╭─ DATASET RECORDS
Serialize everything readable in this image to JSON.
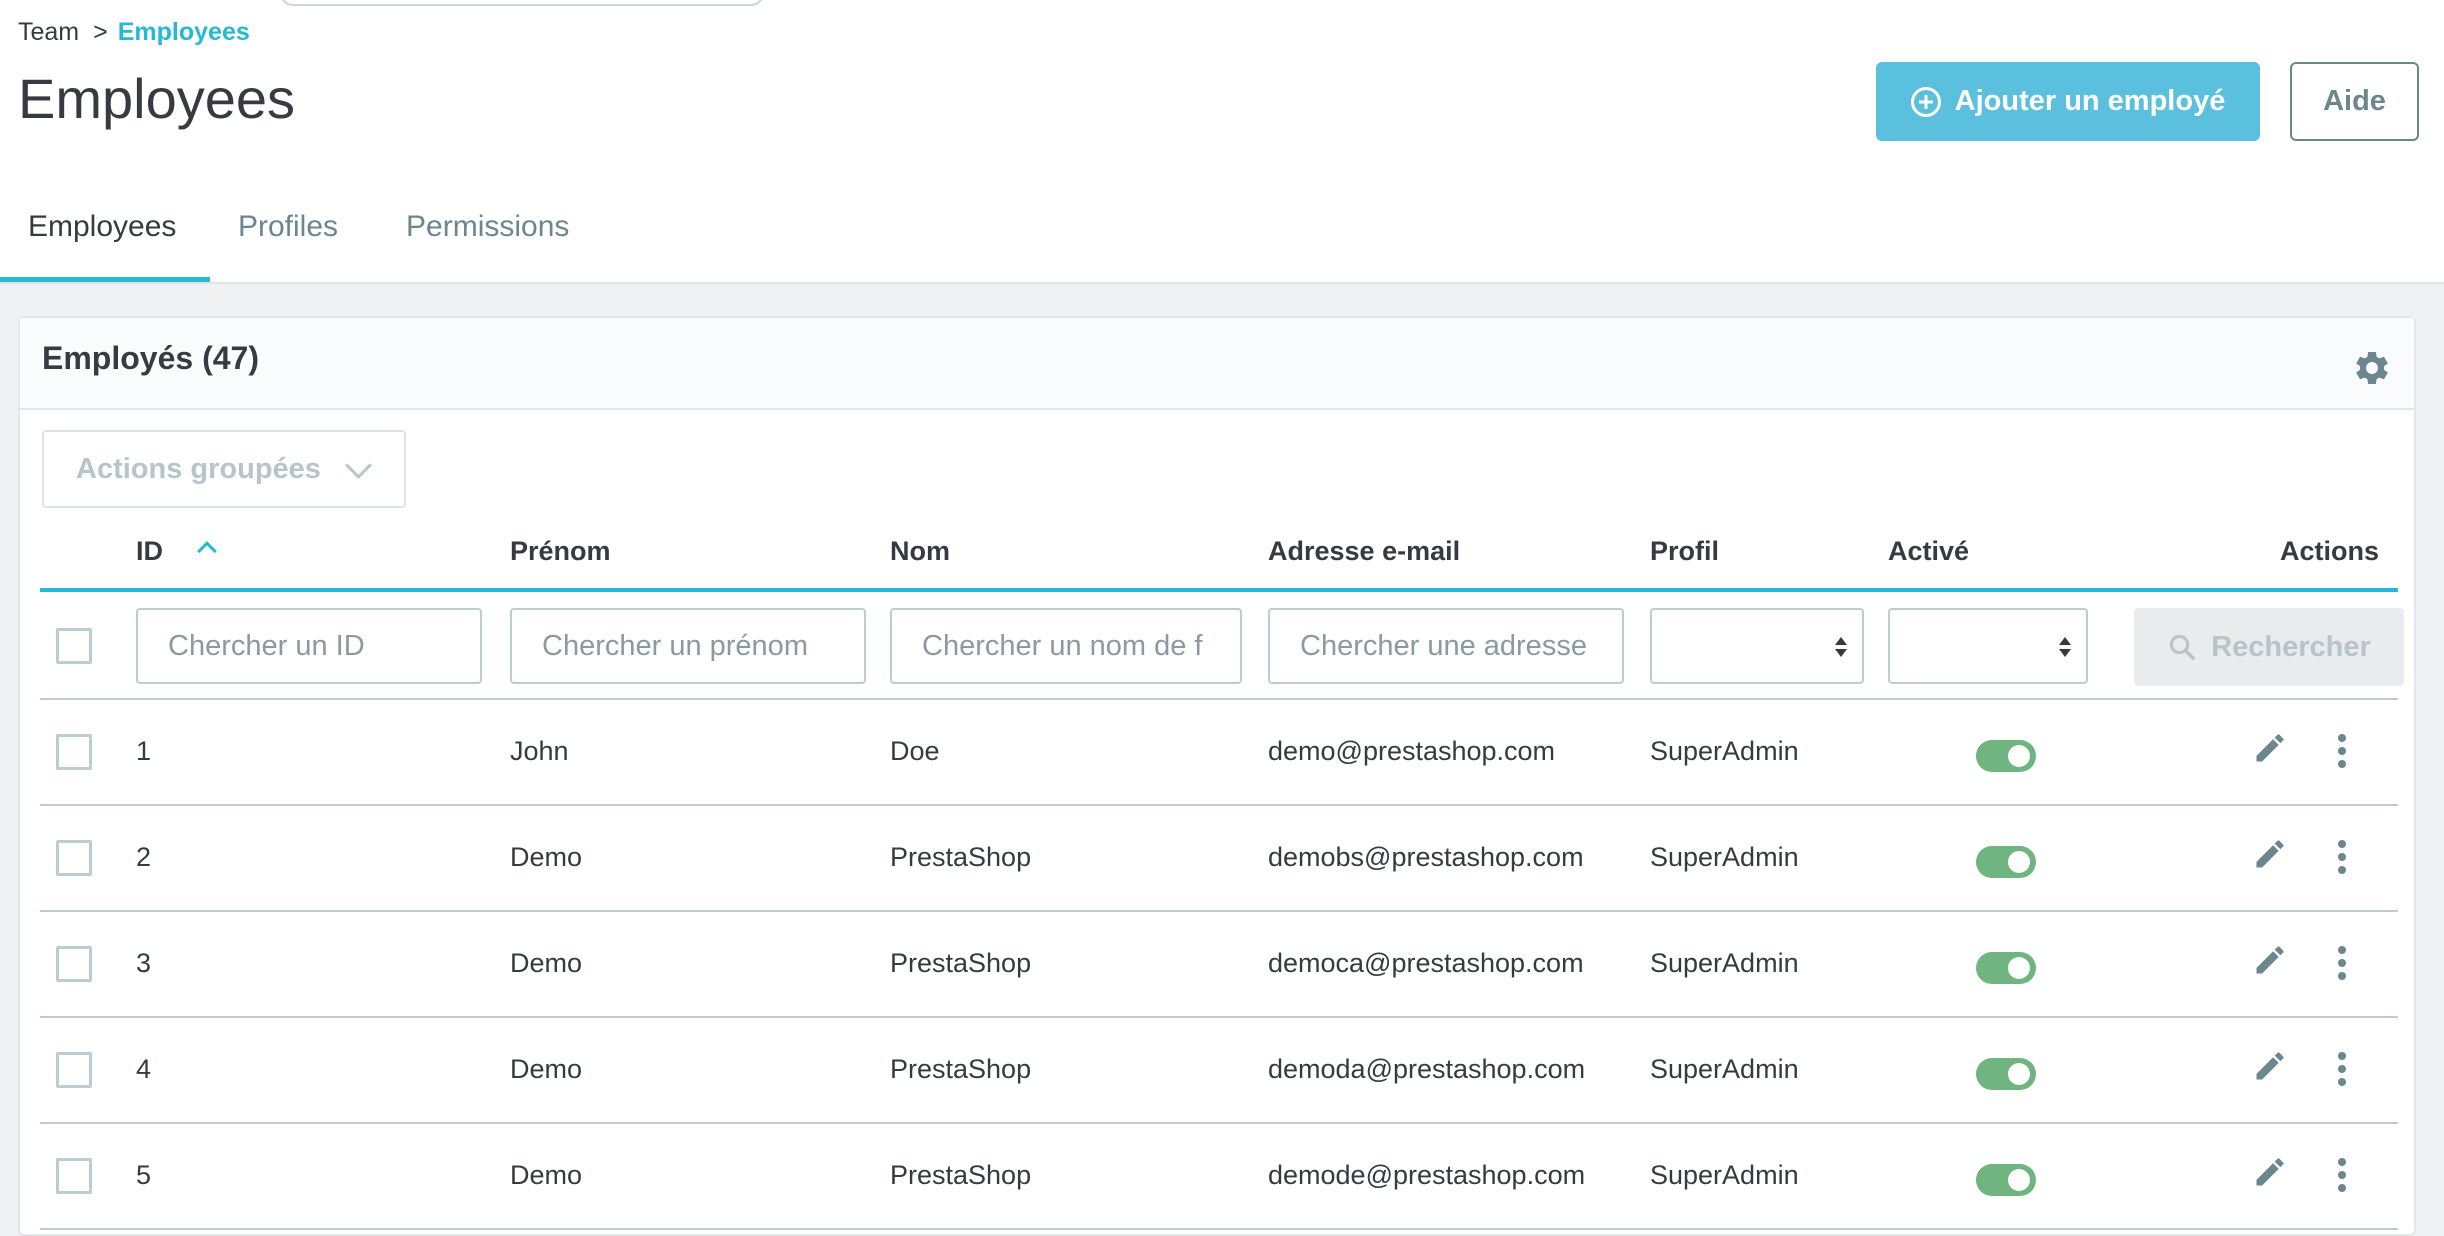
{
  "breadcrumb": {
    "parent": "Team",
    "separator": ">",
    "current": "Employees"
  },
  "page_title": "Employees",
  "header_buttons": {
    "add_label": "Ajouter un employé",
    "help_label": "Aide"
  },
  "tabs": [
    {
      "label": "Employees",
      "active": true
    },
    {
      "label": "Profiles",
      "active": false
    },
    {
      "label": "Permissions",
      "active": false
    }
  ],
  "card": {
    "title": "Employés (47)",
    "bulk_actions_label": "Actions groupées"
  },
  "table": {
    "columns": {
      "id": "ID",
      "firstname": "Prénom",
      "lastname": "Nom",
      "email": "Adresse e-mail",
      "profile": "Profil",
      "active": "Activé",
      "actions": "Actions"
    },
    "sort": {
      "column": "ID",
      "direction": "asc"
    },
    "filters": {
      "id_placeholder": "Chercher un ID",
      "firstname_placeholder": "Chercher un prénom",
      "lastname_placeholder": "Chercher un nom de f",
      "email_placeholder": "Chercher une adresse",
      "profile_value": "",
      "active_value": "",
      "search_label": "Rechercher"
    },
    "rows": [
      {
        "id": "1",
        "firstname": "John",
        "lastname": "Doe",
        "email": "demo@prestashop.com",
        "profile": "SuperAdmin",
        "active": true
      },
      {
        "id": "2",
        "firstname": "Demo",
        "lastname": "PrestaShop",
        "email": "demobs@prestashop.com",
        "profile": "SuperAdmin",
        "active": true
      },
      {
        "id": "3",
        "firstname": "Demo",
        "lastname": "PrestaShop",
        "email": "democa@prestashop.com",
        "profile": "SuperAdmin",
        "active": true
      },
      {
        "id": "4",
        "firstname": "Demo",
        "lastname": "PrestaShop",
        "email": "demoda@prestashop.com",
        "profile": "SuperAdmin",
        "active": true
      },
      {
        "id": "5",
        "firstname": "Demo",
        "lastname": "PrestaShop",
        "email": "demode@prestashop.com",
        "profile": "SuperAdmin",
        "active": true
      }
    ]
  },
  "colors": {
    "accent": "#25b9d7",
    "primary_button": "#5bc0de",
    "toggle_on": "#70b580",
    "text": "#363a41",
    "muted": "#6c868e"
  }
}
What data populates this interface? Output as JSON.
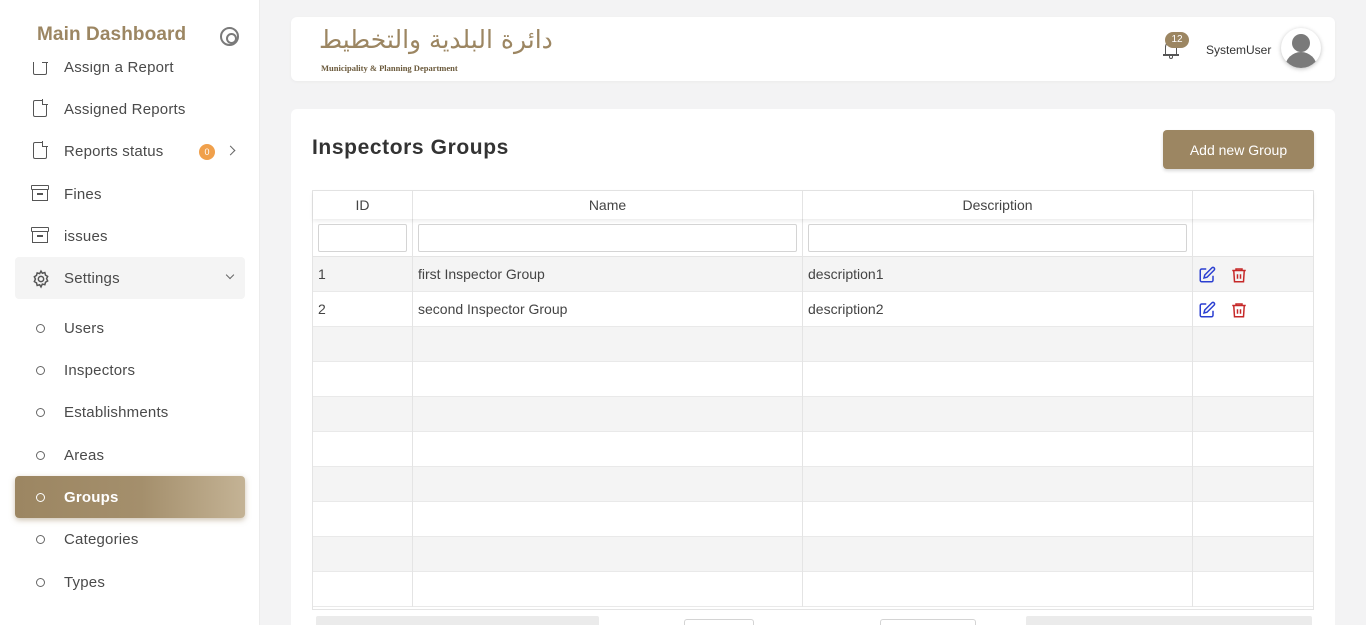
{
  "sidebar": {
    "brand": "Main Dashboard",
    "items": [
      {
        "label": "Assign a Report",
        "icon": "document-icon"
      },
      {
        "label": "Assigned Reports",
        "icon": "document-icon"
      },
      {
        "label": "Reports status",
        "icon": "document-icon",
        "badge": "0"
      },
      {
        "label": "Fines",
        "icon": "archive-icon"
      },
      {
        "label": "issues",
        "icon": "archive-icon"
      },
      {
        "label": "Settings",
        "icon": "gear-icon"
      }
    ],
    "settings_children": [
      {
        "label": "Users"
      },
      {
        "label": "Inspectors"
      },
      {
        "label": "Establishments"
      },
      {
        "label": "Areas"
      },
      {
        "label": "Groups",
        "active": true
      },
      {
        "label": "Categories"
      },
      {
        "label": "Types"
      }
    ]
  },
  "header": {
    "logo_arabic": "دائرة البلدية والتخطيط",
    "logo_english": "Municipality & Planning Department",
    "notifications_count": "12",
    "username": "SystemUser"
  },
  "main": {
    "title": "Inspectors Groups",
    "add_button": "Add new Group",
    "columns": [
      "ID",
      "Name",
      "Description",
      ""
    ],
    "rows": [
      {
        "id": "1",
        "name": "first Inspector Group",
        "description": "description1"
      },
      {
        "id": "2",
        "name": "second Inspector Group",
        "description": "description2"
      }
    ]
  },
  "colors": {
    "accent": "#9c8662",
    "badge_orange": "#f0a04b",
    "edit_blue": "#2b3fd1",
    "delete_red": "#c62828"
  }
}
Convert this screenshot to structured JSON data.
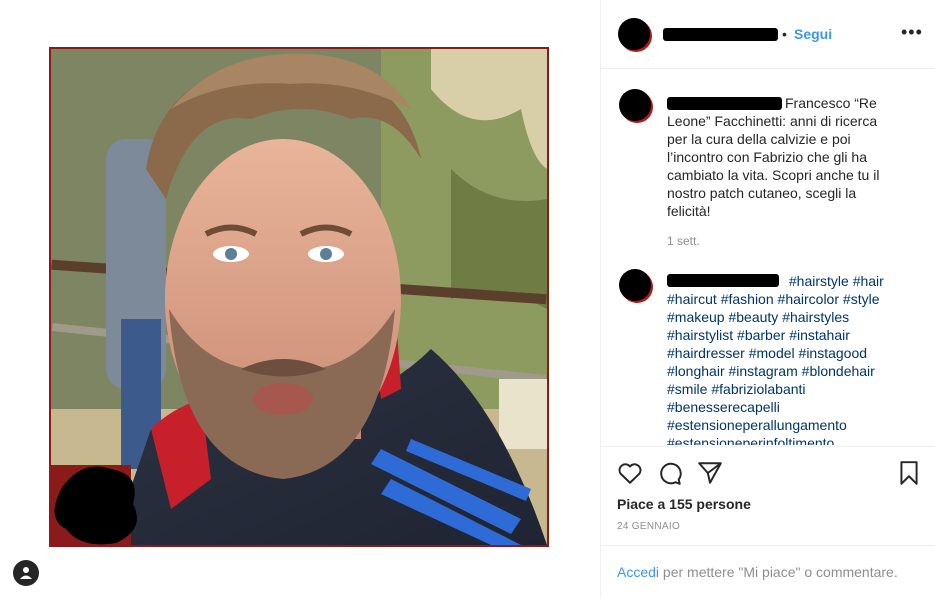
{
  "post": {
    "image_alt": "Selfie video frame of a bearded man with windswept hair in a park",
    "username": "",
    "dot": "•",
    "follow_label": "Segui",
    "more_label": "•••"
  },
  "caption": {
    "text": "Francesco “Re Leone” Facchinetti: anni di ricerca per la cura della calvizie e poi l’incontro con Fabrizio che gli ha cambiato la vita. Scopri anche tu il nostro patch cutaneo, scegli la felicità!",
    "time": "1 sett."
  },
  "hashtag_comment": {
    "tags": [
      "#hairstyle",
      "#hair",
      "#haircut",
      "#fashion",
      "#haircolor",
      "#style",
      "#makeup",
      "#beauty",
      "#hairstyles",
      "#hairstylist",
      "#barber",
      "#instahair",
      "#hairdresser",
      "#model",
      "#instagood",
      "#longhair",
      "#instagram",
      "#blondehair",
      "#smile",
      "#fabriziolabanti",
      "#benesserecapelli",
      "#estensioneperallungamento",
      "#estensioneperinfoltimento"
    ]
  },
  "actions": {
    "like_icon": "heart-icon",
    "comment_icon": "comment-bubble-icon",
    "share_icon": "paper-plane-icon",
    "save_icon": "bookmark-icon",
    "likes_text": "Piace a 155 persone",
    "date_text": "24 GENNAIO"
  },
  "footer": {
    "login_label": "Accedi",
    "login_suffix": " per mettere \"Mi piace\" o commentare."
  },
  "profile_fab_icon": "user-silhouette-icon"
}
╰─
▶ **SHORT TASK**
Set every line down exactly as written, leaving each picture out.

▶ **SOLUTION TO THE EXERCISE**
Serialize everything readable in this image to JSON.
{
  "breadcrumb": {
    "parent": "Team",
    "separator": ">",
    "current": "Employees"
  },
  "page_title": "Employees",
  "header_buttons": {
    "add_label": "Ajouter un employé",
    "help_label": "Aide"
  },
  "tabs": [
    {
      "label": "Employees",
      "active": true
    },
    {
      "label": "Profiles",
      "active": false
    },
    {
      "label": "Permissions",
      "active": false
    }
  ],
  "card": {
    "title": "Employés (47)",
    "bulk_actions_label": "Actions groupées"
  },
  "table": {
    "columns": {
      "id": "ID",
      "firstname": "Prénom",
      "lastname": "Nom",
      "email": "Adresse e-mail",
      "profile": "Profil",
      "active": "Activé",
      "actions": "Actions"
    },
    "sort": {
      "column": "ID",
      "direction": "asc"
    },
    "filters": {
      "id_placeholder": "Chercher un ID",
      "firstname_placeholder": "Chercher un prénom",
      "lastname_placeholder": "Chercher un nom de f",
      "email_placeholder": "Chercher une adresse",
      "profile_value": "",
      "active_value": "",
      "search_label": "Rechercher"
    },
    "rows": [
      {
        "id": "1",
        "firstname": "John",
        "lastname": "Doe",
        "email": "demo@prestashop.com",
        "profile": "SuperAdmin",
        "active": true
      },
      {
        "id": "2",
        "firstname": "Demo",
        "lastname": "PrestaShop",
        "email": "demobs@prestashop.com",
        "profile": "SuperAdmin",
        "active": true
      },
      {
        "id": "3",
        "firstname": "Demo",
        "lastname": "PrestaShop",
        "email": "democa@prestashop.com",
        "profile": "SuperAdmin",
        "active": true
      },
      {
        "id": "4",
        "firstname": "Demo",
        "lastname": "PrestaShop",
        "email": "demoda@prestashop.com",
        "profile": "SuperAdmin",
        "active": true
      },
      {
        "id": "5",
        "firstname": "Demo",
        "lastname": "PrestaShop",
        "email": "demode@prestashop.com",
        "profile": "SuperAdmin",
        "active": true
      }
    ]
  },
  "colors": {
    "accent": "#25b9d7",
    "primary_button": "#5bc0de",
    "toggle_on": "#70b580",
    "text": "#363a41",
    "muted": "#6c868e"
  }
}
What data populates this interface? Output as JSON.
{
  "sidebar": {
    "brand": "Main Dashboard",
    "items": [
      {
        "label": "Assign a Report",
        "icon": "document-icon"
      },
      {
        "label": "Assigned Reports",
        "icon": "document-icon"
      },
      {
        "label": "Reports status",
        "icon": "document-icon",
        "badge": "0"
      },
      {
        "label": "Fines",
        "icon": "archive-icon"
      },
      {
        "label": "issues",
        "icon": "archive-icon"
      },
      {
        "label": "Settings",
        "icon": "gear-icon"
      }
    ],
    "settings_children": [
      {
        "label": "Users"
      },
      {
        "label": "Inspectors"
      },
      {
        "label": "Establishments"
      },
      {
        "label": "Areas"
      },
      {
        "label": "Groups",
        "active": true
      },
      {
        "label": "Categories"
      },
      {
        "label": "Types"
      }
    ]
  },
  "header": {
    "logo_arabic": "دائرة البلدية والتخطيط",
    "logo_english": "Municipality & Planning Department",
    "notifications_count": "12",
    "username": "SystemUser"
  },
  "main": {
    "title": "Inspectors Groups",
    "add_button": "Add new Group",
    "columns": [
      "ID",
      "Name",
      "Description",
      ""
    ],
    "rows": [
      {
        "id": "1",
        "name": "first Inspector Group",
        "description": "description1"
      },
      {
        "id": "2",
        "name": "second Inspector Group",
        "description": "description2"
      }
    ]
  },
  "colors": {
    "accent": "#9c8662",
    "badge_orange": "#f0a04b",
    "edit_blue": "#2b3fd1",
    "delete_red": "#c62828"
  }
}
Convert this screenshot to structured JSON data.
{
  "post": {
    "image_alt": "Selfie video frame of a bearded man with windswept hair in a park",
    "username": "",
    "dot": "•",
    "follow_label": "Segui",
    "more_label": "•••"
  },
  "caption": {
    "text": "Francesco “Re Leone” Facchinetti: anni di ricerca per la cura della calvizie e poi l’incontro con Fabrizio che gli ha cambiato la vita. Scopri anche tu il nostro patch cutaneo, scegli la felicità!",
    "time": "1 sett."
  },
  "hashtag_comment": {
    "tags": [
      "#hairstyle",
      "#hair",
      "#haircut",
      "#fashion",
      "#haircolor",
      "#style",
      "#makeup",
      "#beauty",
      "#hairstyles",
      "#hairstylist",
      "#barber",
      "#instahair",
      "#hairdresser",
      "#model",
      "#instagood",
      "#longhair",
      "#instagram",
      "#blondehair",
      "#smile",
      "#fabriziolabanti",
      "#benesserecapelli",
      "#estensioneperallungamento",
      "#estensioneperinfoltimento"
    ]
  },
  "actions": {
    "like_icon": "heart-icon",
    "comment_icon": "comment-bubble-icon",
    "share_icon": "paper-plane-icon",
    "save_icon": "bookmark-icon",
    "likes_text": "Piace a 155 persone",
    "date_text": "24 GENNAIO"
  },
  "footer": {
    "login_label": "Accedi",
    "login_suffix": " per mettere \"Mi piace\" o commentare."
  },
  "profile_fab_icon": "user-silhouette-icon"
}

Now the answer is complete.